• Direction: Copy out the listing below line for line, exactly as it stands.

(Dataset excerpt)
::::::::

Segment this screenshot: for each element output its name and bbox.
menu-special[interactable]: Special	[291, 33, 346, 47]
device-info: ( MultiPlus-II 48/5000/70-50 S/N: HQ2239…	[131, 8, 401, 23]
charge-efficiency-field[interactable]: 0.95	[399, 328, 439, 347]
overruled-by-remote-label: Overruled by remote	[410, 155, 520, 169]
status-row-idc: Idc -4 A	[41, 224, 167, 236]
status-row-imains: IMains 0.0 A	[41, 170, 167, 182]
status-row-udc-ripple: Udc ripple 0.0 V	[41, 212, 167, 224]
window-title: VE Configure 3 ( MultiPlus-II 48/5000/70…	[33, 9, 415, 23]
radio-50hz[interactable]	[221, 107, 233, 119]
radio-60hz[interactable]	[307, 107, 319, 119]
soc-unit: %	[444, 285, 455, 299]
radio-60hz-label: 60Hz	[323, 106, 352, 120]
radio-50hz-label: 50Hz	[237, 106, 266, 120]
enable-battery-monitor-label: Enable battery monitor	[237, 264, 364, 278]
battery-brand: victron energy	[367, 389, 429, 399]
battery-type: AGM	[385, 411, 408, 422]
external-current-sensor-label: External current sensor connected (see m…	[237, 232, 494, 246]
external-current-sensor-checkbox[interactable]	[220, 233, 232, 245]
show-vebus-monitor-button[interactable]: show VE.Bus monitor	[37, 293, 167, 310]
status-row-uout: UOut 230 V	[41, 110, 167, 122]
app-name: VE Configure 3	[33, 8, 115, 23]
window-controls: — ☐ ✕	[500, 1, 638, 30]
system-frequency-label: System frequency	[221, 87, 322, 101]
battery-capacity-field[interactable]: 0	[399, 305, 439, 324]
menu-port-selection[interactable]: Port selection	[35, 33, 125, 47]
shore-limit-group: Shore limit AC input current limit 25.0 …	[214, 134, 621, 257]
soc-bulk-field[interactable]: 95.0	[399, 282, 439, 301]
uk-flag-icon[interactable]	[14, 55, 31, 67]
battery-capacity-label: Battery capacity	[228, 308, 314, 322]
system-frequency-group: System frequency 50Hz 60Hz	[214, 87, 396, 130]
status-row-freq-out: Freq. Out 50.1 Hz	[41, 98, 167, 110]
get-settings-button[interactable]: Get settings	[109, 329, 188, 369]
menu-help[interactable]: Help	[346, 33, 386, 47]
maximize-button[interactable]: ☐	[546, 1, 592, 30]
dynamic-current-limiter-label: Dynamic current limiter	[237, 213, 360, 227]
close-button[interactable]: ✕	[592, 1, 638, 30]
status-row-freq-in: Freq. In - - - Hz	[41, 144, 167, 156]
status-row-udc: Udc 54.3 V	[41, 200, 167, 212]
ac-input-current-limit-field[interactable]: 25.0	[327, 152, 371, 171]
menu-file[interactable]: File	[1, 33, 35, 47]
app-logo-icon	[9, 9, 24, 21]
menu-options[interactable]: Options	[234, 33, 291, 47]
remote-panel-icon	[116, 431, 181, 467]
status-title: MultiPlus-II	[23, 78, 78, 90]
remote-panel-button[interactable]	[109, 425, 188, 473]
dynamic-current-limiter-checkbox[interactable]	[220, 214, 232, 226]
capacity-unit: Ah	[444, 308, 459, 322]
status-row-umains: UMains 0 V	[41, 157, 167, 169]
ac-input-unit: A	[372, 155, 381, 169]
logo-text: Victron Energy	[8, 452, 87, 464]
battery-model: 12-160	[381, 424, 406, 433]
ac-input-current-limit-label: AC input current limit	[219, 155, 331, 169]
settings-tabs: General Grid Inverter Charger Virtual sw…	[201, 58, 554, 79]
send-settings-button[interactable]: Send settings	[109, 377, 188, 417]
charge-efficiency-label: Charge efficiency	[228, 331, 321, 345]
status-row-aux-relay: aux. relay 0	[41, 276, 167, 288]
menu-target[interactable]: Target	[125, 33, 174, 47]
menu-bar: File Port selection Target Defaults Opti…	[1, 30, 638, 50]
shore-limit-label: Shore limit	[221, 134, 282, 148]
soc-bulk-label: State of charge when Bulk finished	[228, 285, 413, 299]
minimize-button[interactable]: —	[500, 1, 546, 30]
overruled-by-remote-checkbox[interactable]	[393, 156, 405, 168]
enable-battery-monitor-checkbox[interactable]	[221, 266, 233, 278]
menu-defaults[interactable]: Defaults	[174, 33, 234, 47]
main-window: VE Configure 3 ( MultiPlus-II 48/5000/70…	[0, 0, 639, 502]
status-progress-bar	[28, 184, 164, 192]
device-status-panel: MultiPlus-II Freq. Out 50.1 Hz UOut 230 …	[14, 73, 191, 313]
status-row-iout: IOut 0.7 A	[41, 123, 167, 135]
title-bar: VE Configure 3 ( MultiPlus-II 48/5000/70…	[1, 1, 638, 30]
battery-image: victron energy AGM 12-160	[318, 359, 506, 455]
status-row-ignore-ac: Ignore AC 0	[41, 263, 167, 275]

::::::::

• The solution:
Segment this screenshot: for each element output its name and bbox.
menu-special[interactable]: Special	[291, 33, 346, 47]
device-info: ( MultiPlus-II 48/5000/70-50 S/N: HQ2239…	[131, 8, 401, 23]
charge-efficiency-field[interactable]: 0.95	[399, 328, 439, 347]
overruled-by-remote-label: Overruled by remote	[410, 155, 520, 169]
status-row-idc: Idc -4 A	[41, 224, 167, 236]
status-row-imains: IMains 0.0 A	[41, 170, 167, 182]
status-row-udc-ripple: Udc ripple 0.0 V	[41, 212, 167, 224]
window-title: VE Configure 3 ( MultiPlus-II 48/5000/70…	[33, 9, 415, 23]
radio-50hz[interactable]	[221, 107, 233, 119]
radio-60hz[interactable]	[307, 107, 319, 119]
soc-unit: %	[444, 285, 455, 299]
radio-60hz-label: 60Hz	[323, 106, 352, 120]
radio-50hz-label: 50Hz	[237, 106, 266, 120]
enable-battery-monitor-label: Enable battery monitor	[237, 264, 364, 278]
battery-brand: victron energy	[367, 389, 429, 399]
battery-type: AGM	[385, 411, 408, 422]
external-current-sensor-label: External current sensor connected (see m…	[237, 232, 494, 246]
external-current-sensor-checkbox[interactable]	[220, 233, 232, 245]
show-vebus-monitor-button[interactable]: show VE.Bus monitor	[37, 293, 167, 310]
status-row-uout: UOut 230 V	[41, 110, 167, 122]
app-name: VE Configure 3	[33, 8, 115, 23]
window-controls: — ☐ ✕	[500, 1, 638, 30]
system-frequency-label: System frequency	[221, 87, 322, 101]
battery-capacity-field[interactable]: 0	[399, 305, 439, 324]
menu-port-selection[interactable]: Port selection	[35, 33, 125, 47]
shore-limit-group: Shore limit AC input current limit 25.0 …	[214, 134, 621, 257]
soc-bulk-field[interactable]: 95.0	[399, 282, 439, 301]
uk-flag-icon[interactable]	[14, 55, 31, 67]
battery-capacity-label: Battery capacity	[228, 308, 314, 322]
system-frequency-group: System frequency 50Hz 60Hz	[214, 87, 396, 130]
status-row-freq-out: Freq. Out 50.1 Hz	[41, 98, 167, 110]
get-settings-button[interactable]: Get settings	[109, 329, 188, 369]
menu-help[interactable]: Help	[346, 33, 386, 47]
maximize-button[interactable]: ☐	[546, 1, 592, 30]
dynamic-current-limiter-label: Dynamic current limiter	[237, 213, 360, 227]
close-button[interactable]: ✕	[592, 1, 638, 30]
status-row-freq-in: Freq. In - - - Hz	[41, 144, 167, 156]
status-row-udc: Udc 54.3 V	[41, 200, 167, 212]
ac-input-current-limit-field[interactable]: 25.0	[327, 152, 371, 171]
menu-file[interactable]: File	[1, 33, 35, 47]
app-logo-icon	[9, 9, 24, 21]
menu-options[interactable]: Options	[234, 33, 291, 47]
remote-panel-icon	[116, 431, 181, 467]
status-title: MultiPlus-II	[23, 78, 78, 90]
remote-panel-button[interactable]	[109, 425, 188, 473]
dynamic-current-limiter-checkbox[interactable]	[220, 214, 232, 226]
capacity-unit: Ah	[444, 308, 459, 322]
status-row-umains: UMains 0 V	[41, 157, 167, 169]
ac-input-unit: A	[372, 155, 381, 169]
logo-text: Victron Energy	[8, 452, 87, 464]
battery-model: 12-160	[381, 424, 406, 433]
ac-input-current-limit-label: AC input current limit	[219, 155, 331, 169]
settings-tabs: General Grid Inverter Charger Virtual sw…	[201, 58, 554, 79]
send-settings-button[interactable]: Send settings	[109, 377, 188, 417]
charge-efficiency-label: Charge efficiency	[228, 331, 321, 345]
status-row-aux-relay: aux. relay 0	[41, 276, 167, 288]
menu-target[interactable]: Target	[125, 33, 174, 47]
menu-bar: File Port selection Target Defaults Opti…	[1, 30, 638, 50]
shore-limit-label: Shore limit	[221, 134, 282, 148]
soc-bulk-label: State of charge when Bulk finished	[228, 285, 413, 299]
minimize-button[interactable]: —	[500, 1, 546, 30]
overruled-by-remote-checkbox[interactable]	[393, 156, 405, 168]
enable-battery-monitor-checkbox[interactable]	[221, 266, 233, 278]
menu-defaults[interactable]: Defaults	[174, 33, 234, 47]
main-window: VE Configure 3 ( MultiPlus-II 48/5000/70…	[0, 0, 639, 502]
status-progress-bar	[28, 184, 164, 192]
device-status-panel: MultiPlus-II Freq. Out 50.1 Hz UOut 230 …	[14, 73, 191, 313]
status-row-iout: IOut 0.7 A	[41, 123, 167, 135]
title-bar: VE Configure 3 ( MultiPlus-II 48/5000/70…	[1, 1, 638, 30]
battery-image: victron energy AGM 12-160	[318, 359, 506, 455]
status-row-ignore-ac: Ignore AC 0	[41, 263, 167, 275]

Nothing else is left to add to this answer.